**YOUR OBJECTIVE**
State the number of lines that include the string "name", and write nothing else.
##### DATA PROVIDED
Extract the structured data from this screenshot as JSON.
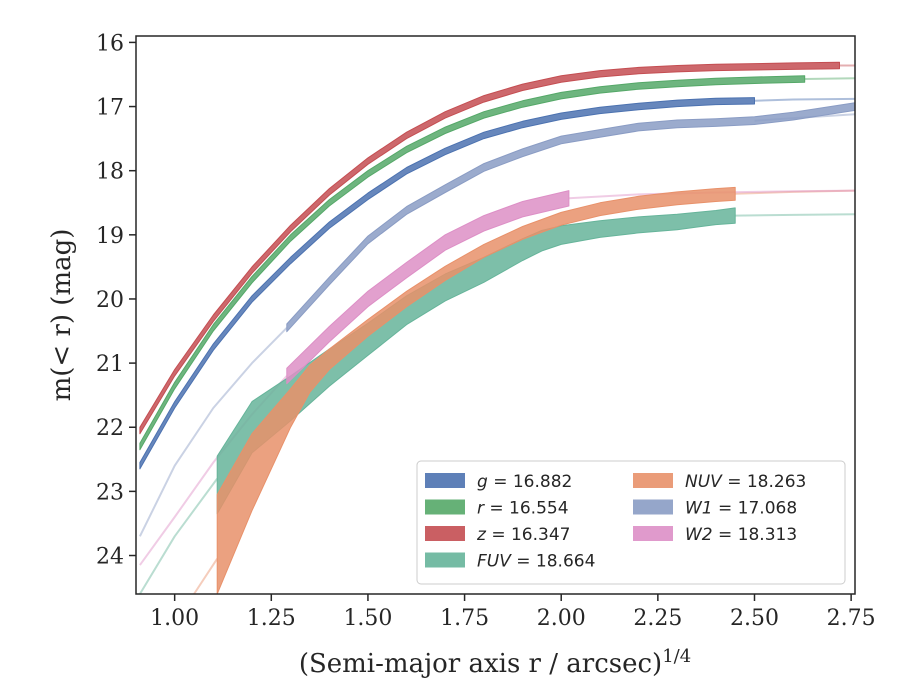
{
  "chart_data": {
    "type": "line",
    "xlabel": "(Semi-major axis r / arcsec)",
    "xlabel_sup": "1/4",
    "ylabel": "m(< r) (mag)",
    "xlim": [
      0.9,
      2.76
    ],
    "ylim": [
      24.6,
      15.9
    ],
    "y_inverted": true,
    "xticks": [
      1.0,
      1.25,
      1.5,
      1.75,
      2.0,
      2.25,
      2.5,
      2.75
    ],
    "xtick_labels": [
      "1.00",
      "1.25",
      "1.50",
      "1.75",
      "2.00",
      "2.25",
      "2.50",
      "2.75"
    ],
    "yticks": [
      16,
      17,
      18,
      19,
      20,
      21,
      22,
      23,
      24
    ],
    "ytick_labels": [
      "16",
      "17",
      "18",
      "19",
      "20",
      "21",
      "22",
      "23",
      "24"
    ],
    "grid": false,
    "legend_position": "lower-right",
    "legend_columns": 2,
    "series": [
      {
        "name": "g = 16.882",
        "legend_var": "g",
        "legend_value": "16.882",
        "color": "#4c72b0",
        "main_x": [
          0.91,
          1.0,
          1.1,
          1.2,
          1.3,
          1.4,
          1.5,
          1.6,
          1.7,
          1.8,
          1.9,
          2.0,
          2.1,
          2.2,
          2.3,
          2.4,
          2.5
        ],
        "main_y": [
          22.6,
          21.65,
          20.75,
          20.0,
          19.4,
          18.85,
          18.4,
          18.0,
          17.7,
          17.45,
          17.28,
          17.15,
          17.06,
          17.0,
          16.95,
          16.92,
          16.91
        ],
        "lower_w": 0.05,
        "upper_w": 0.05,
        "ext_x": [
          2.5,
          2.6,
          2.76
        ],
        "ext_y": [
          16.91,
          16.89,
          16.88
        ]
      },
      {
        "name": "r = 16.554",
        "legend_var": "r",
        "legend_value": "16.554",
        "color": "#55a868",
        "main_x": [
          0.91,
          1.0,
          1.1,
          1.2,
          1.3,
          1.4,
          1.5,
          1.6,
          1.7,
          1.8,
          1.9,
          2.0,
          2.1,
          2.2,
          2.3,
          2.4,
          2.5,
          2.63
        ],
        "main_y": [
          22.3,
          21.35,
          20.45,
          19.7,
          19.05,
          18.5,
          18.05,
          17.67,
          17.37,
          17.13,
          16.96,
          16.83,
          16.74,
          16.68,
          16.64,
          16.61,
          16.59,
          16.57
        ],
        "lower_w": 0.05,
        "upper_w": 0.05,
        "ext_x": [
          2.63,
          2.76
        ],
        "ext_y": [
          16.57,
          16.56
        ]
      },
      {
        "name": "z = 16.347",
        "legend_var": "z",
        "legend_value": "16.347",
        "color": "#c44e52",
        "main_x": [
          0.91,
          1.0,
          1.1,
          1.2,
          1.3,
          1.4,
          1.5,
          1.6,
          1.7,
          1.8,
          1.9,
          2.0,
          2.1,
          2.2,
          2.3,
          2.4,
          2.5,
          2.6,
          2.72
        ],
        "main_y": [
          22.05,
          21.15,
          20.3,
          19.55,
          18.9,
          18.33,
          17.85,
          17.45,
          17.13,
          16.88,
          16.7,
          16.57,
          16.49,
          16.44,
          16.41,
          16.39,
          16.38,
          16.37,
          16.36
        ],
        "lower_w": 0.05,
        "upper_w": 0.05,
        "ext_x": [
          2.72,
          2.76
        ],
        "ext_y": [
          16.36,
          16.36
        ]
      },
      {
        "name": "FUV = 18.664",
        "legend_var": "FUV",
        "legend_value": "18.664",
        "color": "#66b49a",
        "main_x": [
          1.11,
          1.2,
          1.3,
          1.4,
          1.5,
          1.6,
          1.7,
          1.8,
          1.9,
          1.95,
          2.0,
          2.1,
          2.2,
          2.3,
          2.35,
          2.4,
          2.45
        ],
        "main_y": [
          22.8,
          21.9,
          21.45,
          20.98,
          20.55,
          20.1,
          19.75,
          19.48,
          19.18,
          19.05,
          18.97,
          18.88,
          18.82,
          18.78,
          18.75,
          18.72,
          18.7
        ],
        "lower_w": [
          0.55,
          0.5,
          0.45,
          0.38,
          0.33,
          0.3,
          0.28,
          0.26,
          0.22,
          0.2,
          0.18,
          0.16,
          0.15,
          0.14,
          0.13,
          0.12,
          0.12
        ],
        "upper_w": [
          0.35,
          0.3,
          0.25,
          0.2,
          0.17,
          0.15,
          0.14,
          0.13,
          0.12,
          0.12,
          0.11,
          0.1,
          0.1,
          0.1,
          0.1,
          0.1,
          0.12
        ],
        "ext_x": [
          0.91,
          1.0,
          1.11
        ],
        "ext_y": [
          24.6,
          23.7,
          22.8
        ],
        "ext2_x": [
          2.45,
          2.6,
          2.76
        ],
        "ext2_y": [
          18.7,
          18.69,
          18.68
        ]
      },
      {
        "name": "NUV = 18.263",
        "legend_var": "NUV",
        "legend_value": "18.263",
        "color": "#e8916a",
        "main_x": [
          1.11,
          1.2,
          1.3,
          1.35,
          1.4,
          1.5,
          1.6,
          1.7,
          1.8,
          1.9,
          2.0,
          2.1,
          2.2,
          2.3,
          2.4,
          2.45
        ],
        "main_y": [
          24.05,
          22.8,
          21.7,
          21.25,
          20.95,
          20.45,
          20.0,
          19.6,
          19.25,
          18.97,
          18.75,
          18.6,
          18.5,
          18.43,
          18.38,
          18.36
        ],
        "lower_w": [
          0.55,
          0.5,
          0.3,
          0.2,
          0.15,
          0.13,
          0.12,
          0.11,
          0.1,
          0.1,
          0.1,
          0.1,
          0.1,
          0.1,
          0.1,
          0.1
        ],
        "upper_w": [
          1.0,
          0.7,
          0.3,
          0.22,
          0.17,
          0.13,
          0.12,
          0.11,
          0.1,
          0.1,
          0.1,
          0.1,
          0.1,
          0.1,
          0.1,
          0.1
        ],
        "ext_x": [
          1.05,
          1.11
        ],
        "ext_y": [
          24.6,
          24.05
        ],
        "ext2_x": [
          2.45,
          2.6,
          2.76
        ],
        "ext2_y": [
          18.36,
          18.33,
          18.31
        ]
      },
      {
        "name": "W1 = 17.068",
        "legend_var": "W1",
        "legend_value": "17.068",
        "color": "#8a9cc4",
        "main_x": [
          1.29,
          1.4,
          1.5,
          1.6,
          1.7,
          1.8,
          1.9,
          2.0,
          2.1,
          2.2,
          2.3,
          2.4,
          2.5,
          2.6,
          2.76
        ],
        "main_y": [
          20.45,
          19.72,
          19.08,
          18.62,
          18.28,
          17.95,
          17.72,
          17.52,
          17.42,
          17.32,
          17.27,
          17.25,
          17.22,
          17.15,
          17.0
        ],
        "lower_w": 0.06,
        "upper_w": 0.06,
        "ext_x": [
          0.91,
          1.0,
          1.1,
          1.2,
          1.29
        ],
        "ext_y": [
          23.7,
          22.6,
          21.7,
          21.0,
          20.45
        ],
        "ext2_x": [
          2.5,
          2.6,
          2.76
        ],
        "ext2_y": [
          17.22,
          17.18,
          17.12
        ]
      },
      {
        "name": "W2 = 18.313",
        "legend_var": "W2",
        "legend_value": "18.313",
        "color": "#dd8fc6",
        "main_x": [
          1.29,
          1.4,
          1.5,
          1.6,
          1.7,
          1.8,
          1.9,
          2.02
        ],
        "main_y": [
          21.2,
          20.55,
          20.0,
          19.55,
          19.12,
          18.82,
          18.6,
          18.43
        ],
        "lower_w": 0.12,
        "upper_w": 0.12,
        "ext_x": [
          0.91,
          1.0,
          1.1,
          1.2,
          1.29
        ],
        "ext_y": [
          24.15,
          23.4,
          22.55,
          21.8,
          21.2
        ],
        "ext2_x": [
          2.02,
          2.2,
          2.4,
          2.6,
          2.76
        ],
        "ext2_y": [
          18.43,
          18.37,
          18.34,
          18.32,
          18.31
        ]
      }
    ],
    "legend_order": [
      [
        0,
        1,
        2,
        3
      ],
      [
        4,
        5,
        6
      ]
    ]
  }
}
##########
**FINISHED EXERCISE**
7